> _INSTRUCTIONS TO FOLLOW_
In the records, starting at the line containing "scan-speck [130, 1170, 132, 1172]" and ending at the line containing "preamble-paragraph: В соответствии", replace "scan-speck" with "dust-mark". Return only those lines, with nothing else changed.

Records contained in a dataset:
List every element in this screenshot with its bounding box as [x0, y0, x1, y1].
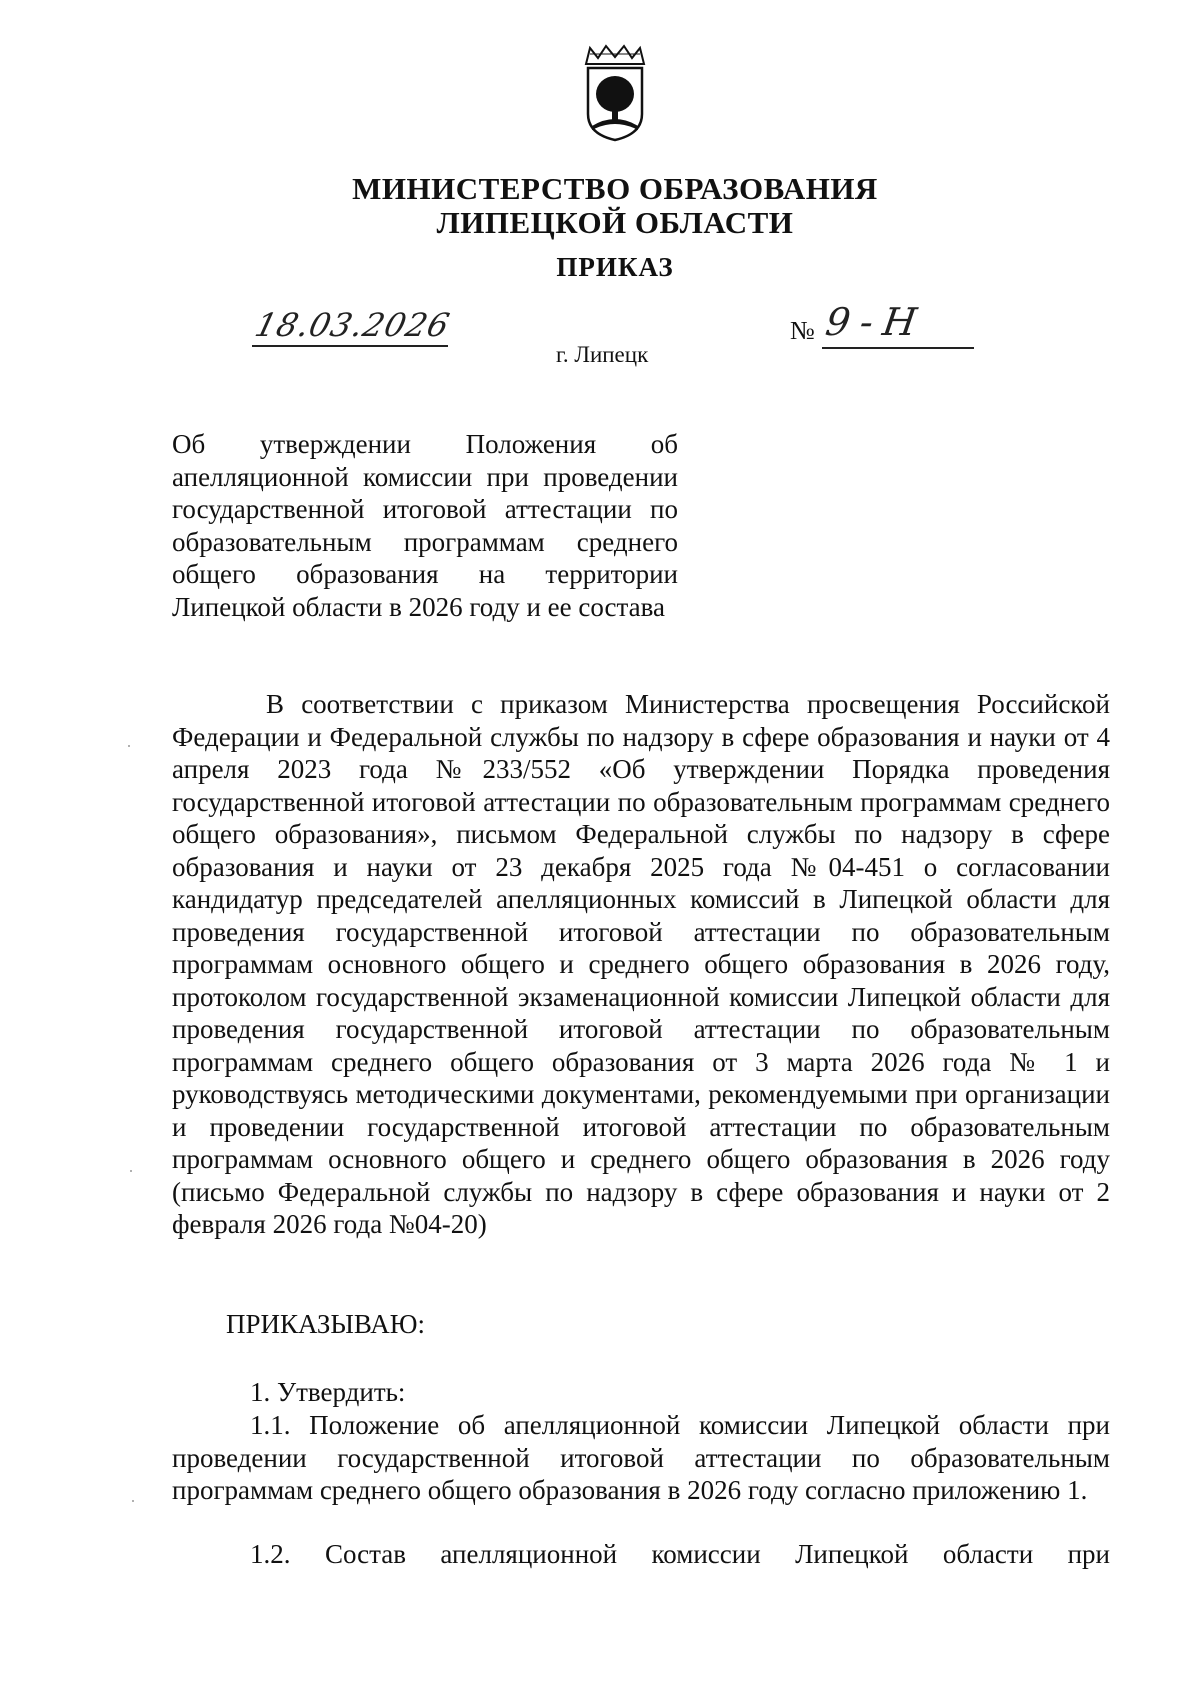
scan-speck [130, 1170, 132, 1172]
ministry-name-line1: МИНИСТЕРСТВО ОБРАЗОВАНИЯ [352, 171, 878, 206]
preamble-paragraph: В соответствии с приказом Министерства просвещения Российской Федерации и Федеральной службы по надзору в сфере образования и науки от 4 апреля 2023 года №233/552 «Об утверждении Порядка проведения государственной итоговой аттестации по образовательным программам среднего общего образования», письмом Федеральной службы по надзору в сфере образования и науки от 23 декабря 2025 года №04-451 о согласовании кандидатур председателей апелляционных комиссий в Липецкой области для проведения государственной итоговой аттестации по образовательным программам основного общего и среднего общего образования в 2026 году, протоколом государственной экзаменационной комиссии Липецкой области для проведения государственной итоговой аттестации по образовательным программам среднего общего образования от 3 марта 2026 года № 1 и руководствуясь методическими документами, рекомендуемыми при организации и проведении государственной итоговой аттестации по образовательным программам основного общего и среднего общего образования в 2026 году (письмо Федеральной службы по надзору в сфере образования и науки от 2 февраля 2026 года №04-20) [172, 689, 1110, 1239]
order-subject: Об утверждении Положения об апелляционной комиссии при проведении государственной итоговой аттестации по образовательным программам среднего общего образования на территории Липецкой области в 2026 году и ее состава [172, 429, 678, 622]
number-label: № [790, 316, 815, 345]
order-word: ПРИКАЗЫВАЮ: [226, 1309, 425, 1339]
city: г. Липецк [556, 342, 649, 367]
handwritten-order-number: 9-Н [822, 300, 930, 344]
date-underline [252, 345, 448, 347]
point-1-1: 1.1. Положение об апелляционной комиссии Липецкой области при проведении государственной итоговой аттестации по образовательным программам среднего общего образования в 2026 году согласно приложению 1. [172, 1410, 1110, 1505]
point-1-2: 1.2. Состав апелляционной комиссии Липецкой области при [250, 1539, 1110, 1569]
handwritten-date: 18.03.2026 [251, 306, 454, 344]
scan-speck [128, 745, 130, 747]
scan-speck [132, 1500, 134, 1502]
document-type: ПРИКАЗ [556, 252, 674, 282]
point-1: 1. Утвердить: [250, 1377, 406, 1407]
ministry-name [0, 172, 1200, 240]
ministry-name-line2: ЛИПЕЦКОЙ ОБЛАСТИ [436, 205, 794, 240]
coat-of-arms-emblem [580, 42, 650, 142]
number-underline [822, 347, 974, 349]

> _OUTPUT FOR THIS EXERCISE_
dust-mark [130, 1170, 132, 1172]
ministry-name-line1: МИНИСТЕРСТВО ОБРАЗОВАНИЯ [352, 171, 878, 206]
preamble-paragraph: В соответствии с приказом Министерства просвещения Российской Федерации и Федеральной службы по надзору в сфере образования и науки от 4 апреля 2023 года №233/552 «Об утверждении Порядка проведения государственной итоговой аттестации по образовательным программам среднего общего образования», письмом Федеральной службы по надзору в сфере образования и науки от 23 декабря 2025 года №04-451 о согласовании кандидатур председателей апелляционных комиссий в Липецкой области для проведения государственной итоговой аттестации по образовательным программам основного общего и среднего общего образования в 2026 году, протоколом государственной экзаменационной комиссии Липецкой области для проведения государственной итоговой аттестации по образовательным программам среднего общего образования от 3 марта 2026 года № 1 и руководствуясь методическими документами, рекомендуемыми при организации и проведении государственной итоговой аттестации по образовательным программам основного общего и среднего общего образования в 2026 году (письмо Федеральной службы по надзору в сфере образования и науки от 2 февраля 2026 года №04-20) [172, 689, 1110, 1239]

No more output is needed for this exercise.